Dataset -
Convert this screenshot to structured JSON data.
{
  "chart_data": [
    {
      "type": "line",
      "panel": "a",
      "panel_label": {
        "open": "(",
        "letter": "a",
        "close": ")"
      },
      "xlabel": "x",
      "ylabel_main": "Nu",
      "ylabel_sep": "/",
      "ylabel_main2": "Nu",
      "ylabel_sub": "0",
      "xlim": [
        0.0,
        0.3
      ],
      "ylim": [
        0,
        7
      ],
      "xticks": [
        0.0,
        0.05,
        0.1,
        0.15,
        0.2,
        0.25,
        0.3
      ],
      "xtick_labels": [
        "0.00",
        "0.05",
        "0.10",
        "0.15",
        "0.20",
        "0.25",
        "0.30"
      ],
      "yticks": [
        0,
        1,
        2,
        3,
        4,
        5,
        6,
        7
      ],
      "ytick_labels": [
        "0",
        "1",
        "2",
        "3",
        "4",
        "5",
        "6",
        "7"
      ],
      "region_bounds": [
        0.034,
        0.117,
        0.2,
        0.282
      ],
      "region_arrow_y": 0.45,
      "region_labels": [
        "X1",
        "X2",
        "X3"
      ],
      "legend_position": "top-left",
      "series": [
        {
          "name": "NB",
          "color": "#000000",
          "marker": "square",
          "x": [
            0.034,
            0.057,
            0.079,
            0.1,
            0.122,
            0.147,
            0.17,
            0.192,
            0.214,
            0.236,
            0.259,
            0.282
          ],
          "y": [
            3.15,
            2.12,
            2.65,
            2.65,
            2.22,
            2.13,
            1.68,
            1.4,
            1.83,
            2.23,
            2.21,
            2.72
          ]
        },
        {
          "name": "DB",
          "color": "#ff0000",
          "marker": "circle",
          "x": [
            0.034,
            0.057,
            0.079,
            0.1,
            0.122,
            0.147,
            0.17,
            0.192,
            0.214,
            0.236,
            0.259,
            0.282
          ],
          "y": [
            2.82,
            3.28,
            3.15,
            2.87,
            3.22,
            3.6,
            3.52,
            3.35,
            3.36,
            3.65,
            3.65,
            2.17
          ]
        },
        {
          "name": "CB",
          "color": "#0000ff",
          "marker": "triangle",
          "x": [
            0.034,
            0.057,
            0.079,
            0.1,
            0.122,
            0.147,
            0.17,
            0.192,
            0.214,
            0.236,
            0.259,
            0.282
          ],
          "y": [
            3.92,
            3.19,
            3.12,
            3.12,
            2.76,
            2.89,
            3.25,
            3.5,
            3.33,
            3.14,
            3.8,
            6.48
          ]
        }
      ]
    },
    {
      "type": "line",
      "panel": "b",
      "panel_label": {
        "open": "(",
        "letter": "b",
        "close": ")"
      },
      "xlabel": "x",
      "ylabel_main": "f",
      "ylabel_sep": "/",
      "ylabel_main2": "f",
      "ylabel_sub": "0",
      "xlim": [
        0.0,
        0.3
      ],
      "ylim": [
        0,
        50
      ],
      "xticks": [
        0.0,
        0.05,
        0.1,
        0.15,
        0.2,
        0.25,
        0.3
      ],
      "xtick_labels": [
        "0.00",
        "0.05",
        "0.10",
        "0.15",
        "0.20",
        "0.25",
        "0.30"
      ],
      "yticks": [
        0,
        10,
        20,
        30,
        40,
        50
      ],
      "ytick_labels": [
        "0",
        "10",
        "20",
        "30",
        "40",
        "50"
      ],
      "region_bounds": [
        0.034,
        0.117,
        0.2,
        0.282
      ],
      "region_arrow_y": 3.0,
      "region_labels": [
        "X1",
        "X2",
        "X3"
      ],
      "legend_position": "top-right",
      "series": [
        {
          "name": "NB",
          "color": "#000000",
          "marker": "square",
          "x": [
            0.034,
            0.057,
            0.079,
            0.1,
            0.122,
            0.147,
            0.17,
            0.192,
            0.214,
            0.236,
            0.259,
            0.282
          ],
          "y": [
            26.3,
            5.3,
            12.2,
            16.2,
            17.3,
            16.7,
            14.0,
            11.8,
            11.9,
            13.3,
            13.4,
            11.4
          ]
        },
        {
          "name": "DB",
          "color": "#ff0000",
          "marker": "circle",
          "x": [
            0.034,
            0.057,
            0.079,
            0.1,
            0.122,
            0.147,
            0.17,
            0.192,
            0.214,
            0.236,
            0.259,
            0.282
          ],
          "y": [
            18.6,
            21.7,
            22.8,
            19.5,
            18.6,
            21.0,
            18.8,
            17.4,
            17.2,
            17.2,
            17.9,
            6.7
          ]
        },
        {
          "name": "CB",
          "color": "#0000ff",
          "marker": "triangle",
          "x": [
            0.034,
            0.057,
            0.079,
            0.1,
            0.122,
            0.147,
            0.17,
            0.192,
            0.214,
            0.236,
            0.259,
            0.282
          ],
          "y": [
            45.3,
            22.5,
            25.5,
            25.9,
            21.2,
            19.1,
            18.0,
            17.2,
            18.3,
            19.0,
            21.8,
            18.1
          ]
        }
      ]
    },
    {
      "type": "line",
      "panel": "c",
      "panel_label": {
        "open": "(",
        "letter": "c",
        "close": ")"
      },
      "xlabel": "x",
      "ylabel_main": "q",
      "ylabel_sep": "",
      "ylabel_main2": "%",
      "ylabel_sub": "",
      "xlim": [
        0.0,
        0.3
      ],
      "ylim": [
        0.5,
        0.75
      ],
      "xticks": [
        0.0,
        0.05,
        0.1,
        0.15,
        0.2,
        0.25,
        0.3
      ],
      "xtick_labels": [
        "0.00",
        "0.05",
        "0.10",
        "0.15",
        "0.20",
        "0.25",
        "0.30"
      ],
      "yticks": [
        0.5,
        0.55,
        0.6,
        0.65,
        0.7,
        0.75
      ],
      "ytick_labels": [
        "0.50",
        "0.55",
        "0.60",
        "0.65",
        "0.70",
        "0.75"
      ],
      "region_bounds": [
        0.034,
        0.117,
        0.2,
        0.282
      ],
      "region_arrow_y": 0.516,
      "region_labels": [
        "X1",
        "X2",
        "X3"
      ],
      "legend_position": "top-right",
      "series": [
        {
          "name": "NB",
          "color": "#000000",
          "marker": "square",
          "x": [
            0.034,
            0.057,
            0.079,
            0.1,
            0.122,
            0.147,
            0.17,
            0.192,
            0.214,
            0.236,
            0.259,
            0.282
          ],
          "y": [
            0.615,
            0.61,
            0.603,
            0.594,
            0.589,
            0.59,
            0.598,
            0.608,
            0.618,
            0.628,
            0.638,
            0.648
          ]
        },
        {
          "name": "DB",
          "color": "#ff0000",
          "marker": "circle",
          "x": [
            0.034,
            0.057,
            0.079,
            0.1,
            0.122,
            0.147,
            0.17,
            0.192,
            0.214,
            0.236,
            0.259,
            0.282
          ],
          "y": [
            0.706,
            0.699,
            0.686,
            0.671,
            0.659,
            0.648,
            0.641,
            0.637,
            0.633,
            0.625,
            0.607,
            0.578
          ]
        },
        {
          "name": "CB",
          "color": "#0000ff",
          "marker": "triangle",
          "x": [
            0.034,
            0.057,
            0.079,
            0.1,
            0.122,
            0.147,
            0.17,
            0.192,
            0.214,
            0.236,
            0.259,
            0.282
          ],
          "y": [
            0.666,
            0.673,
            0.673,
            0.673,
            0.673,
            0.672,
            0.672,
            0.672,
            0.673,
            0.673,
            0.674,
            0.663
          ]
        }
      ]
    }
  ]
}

Exercise brief -
Repeat every entry exactly as written above.

Answer for this exercise -
Convert this screenshot to structured JSON data.
{
  "chart_data": [
    {
      "type": "line",
      "panel": "a",
      "panel_label": {
        "open": "(",
        "letter": "a",
        "close": ")"
      },
      "xlabel": "x",
      "ylabel_main": "Nu",
      "ylabel_sep": "/",
      "ylabel_main2": "Nu",
      "ylabel_sub": "0",
      "xlim": [
        0.0,
        0.3
      ],
      "ylim": [
        0,
        7
      ],
      "xticks": [
        0.0,
        0.05,
        0.1,
        0.15,
        0.2,
        0.25,
        0.3
      ],
      "xtick_labels": [
        "0.00",
        "0.05",
        "0.10",
        "0.15",
        "0.20",
        "0.25",
        "0.30"
      ],
      "yticks": [
        0,
        1,
        2,
        3,
        4,
        5,
        6,
        7
      ],
      "ytick_labels": [
        "0",
        "1",
        "2",
        "3",
        "4",
        "5",
        "6",
        "7"
      ],
      "region_bounds": [
        0.034,
        0.117,
        0.2,
        0.282
      ],
      "region_arrow_y": 0.45,
      "region_labels": [
        "X1",
        "X2",
        "X3"
      ],
      "legend_position": "top-left",
      "series": [
        {
          "name": "NB",
          "color": "#000000",
          "marker": "square",
          "x": [
            0.034,
            0.057,
            0.079,
            0.1,
            0.122,
            0.147,
            0.17,
            0.192,
            0.214,
            0.236,
            0.259,
            0.282
          ],
          "y": [
            3.15,
            2.12,
            2.65,
            2.65,
            2.22,
            2.13,
            1.68,
            1.4,
            1.83,
            2.23,
            2.21,
            2.72
          ]
        },
        {
          "name": "DB",
          "color": "#ff0000",
          "marker": "circle",
          "x": [
            0.034,
            0.057,
            0.079,
            0.1,
            0.122,
            0.147,
            0.17,
            0.192,
            0.214,
            0.236,
            0.259,
            0.282
          ],
          "y": [
            2.82,
            3.28,
            3.15,
            2.87,
            3.22,
            3.6,
            3.52,
            3.35,
            3.36,
            3.65,
            3.65,
            2.17
          ]
        },
        {
          "name": "CB",
          "color": "#0000ff",
          "marker": "triangle",
          "x": [
            0.034,
            0.057,
            0.079,
            0.1,
            0.122,
            0.147,
            0.17,
            0.192,
            0.214,
            0.236,
            0.259,
            0.282
          ],
          "y": [
            3.92,
            3.19,
            3.12,
            3.12,
            2.76,
            2.89,
            3.25,
            3.5,
            3.33,
            3.14,
            3.8,
            6.48
          ]
        }
      ]
    },
    {
      "type": "line",
      "panel": "b",
      "panel_label": {
        "open": "(",
        "letter": "b",
        "close": ")"
      },
      "xlabel": "x",
      "ylabel_main": "f",
      "ylabel_sep": "/",
      "ylabel_main2": "f",
      "ylabel_sub": "0",
      "xlim": [
        0.0,
        0.3
      ],
      "ylim": [
        0,
        50
      ],
      "xticks": [
        0.0,
        0.05,
        0.1,
        0.15,
        0.2,
        0.25,
        0.3
      ],
      "xtick_labels": [
        "0.00",
        "0.05",
        "0.10",
        "0.15",
        "0.20",
        "0.25",
        "0.30"
      ],
      "yticks": [
        0,
        10,
        20,
        30,
        40,
        50
      ],
      "ytick_labels": [
        "0",
        "10",
        "20",
        "30",
        "40",
        "50"
      ],
      "region_bounds": [
        0.034,
        0.117,
        0.2,
        0.282
      ],
      "region_arrow_y": 3.0,
      "region_labels": [
        "X1",
        "X2",
        "X3"
      ],
      "legend_position": "top-right",
      "series": [
        {
          "name": "NB",
          "color": "#000000",
          "marker": "square",
          "x": [
            0.034,
            0.057,
            0.079,
            0.1,
            0.122,
            0.147,
            0.17,
            0.192,
            0.214,
            0.236,
            0.259,
            0.282
          ],
          "y": [
            26.3,
            5.3,
            12.2,
            16.2,
            17.3,
            16.7,
            14.0,
            11.8,
            11.9,
            13.3,
            13.4,
            11.4
          ]
        },
        {
          "name": "DB",
          "color": "#ff0000",
          "marker": "circle",
          "x": [
            0.034,
            0.057,
            0.079,
            0.1,
            0.122,
            0.147,
            0.17,
            0.192,
            0.214,
            0.236,
            0.259,
            0.282
          ],
          "y": [
            18.6,
            21.7,
            22.8,
            19.5,
            18.6,
            21.0,
            18.8,
            17.4,
            17.2,
            17.2,
            17.9,
            6.7
          ]
        },
        {
          "name": "CB",
          "color": "#0000ff",
          "marker": "triangle",
          "x": [
            0.034,
            0.057,
            0.079,
            0.1,
            0.122,
            0.147,
            0.17,
            0.192,
            0.214,
            0.236,
            0.259,
            0.282
          ],
          "y": [
            45.3,
            22.5,
            25.5,
            25.9,
            21.2,
            19.1,
            18.0,
            17.2,
            18.3,
            19.0,
            21.8,
            18.1
          ]
        }
      ]
    },
    {
      "type": "line",
      "panel": "c",
      "panel_label": {
        "open": "(",
        "letter": "c",
        "close": ")"
      },
      "xlabel": "x",
      "ylabel_main": "q",
      "ylabel_sep": "",
      "ylabel_main2": "%",
      "ylabel_sub": "",
      "xlim": [
        0.0,
        0.3
      ],
      "ylim": [
        0.5,
        0.75
      ],
      "xticks": [
        0.0,
        0.05,
        0.1,
        0.15,
        0.2,
        0.25,
        0.3
      ],
      "xtick_labels": [
        "0.00",
        "0.05",
        "0.10",
        "0.15",
        "0.20",
        "0.25",
        "0.30"
      ],
      "yticks": [
        0.5,
        0.55,
        0.6,
        0.65,
        0.7,
        0.75
      ],
      "ytick_labels": [
        "0.50",
        "0.55",
        "0.60",
        "0.65",
        "0.70",
        "0.75"
      ],
      "region_bounds": [
        0.034,
        0.117,
        0.2,
        0.282
      ],
      "region_arrow_y": 0.516,
      "region_labels": [
        "X1",
        "X2",
        "X3"
      ],
      "legend_position": "top-right",
      "series": [
        {
          "name": "NB",
          "color": "#000000",
          "marker": "square",
          "x": [
            0.034,
            0.057,
            0.079,
            0.1,
            0.122,
            0.147,
            0.17,
            0.192,
            0.214,
            0.236,
            0.259,
            0.282
          ],
          "y": [
            0.615,
            0.61,
            0.603,
            0.594,
            0.589,
            0.59,
            0.598,
            0.608,
            0.618,
            0.628,
            0.638,
            0.648
          ]
        },
        {
          "name": "DB",
          "color": "#ff0000",
          "marker": "circle",
          "x": [
            0.034,
            0.057,
            0.079,
            0.1,
            0.122,
            0.147,
            0.17,
            0.192,
            0.214,
            0.236,
            0.259,
            0.282
          ],
          "y": [
            0.706,
            0.699,
            0.686,
            0.671,
            0.659,
            0.648,
            0.641,
            0.637,
            0.633,
            0.625,
            0.607,
            0.578
          ]
        },
        {
          "name": "CB",
          "color": "#0000ff",
          "marker": "triangle",
          "x": [
            0.034,
            0.057,
            0.079,
            0.1,
            0.122,
            0.147,
            0.17,
            0.192,
            0.214,
            0.236,
            0.259,
            0.282
          ],
          "y": [
            0.666,
            0.673,
            0.673,
            0.673,
            0.673,
            0.672,
            0.672,
            0.672,
            0.673,
            0.673,
            0.674,
            0.663
          ]
        }
      ]
    }
  ]
}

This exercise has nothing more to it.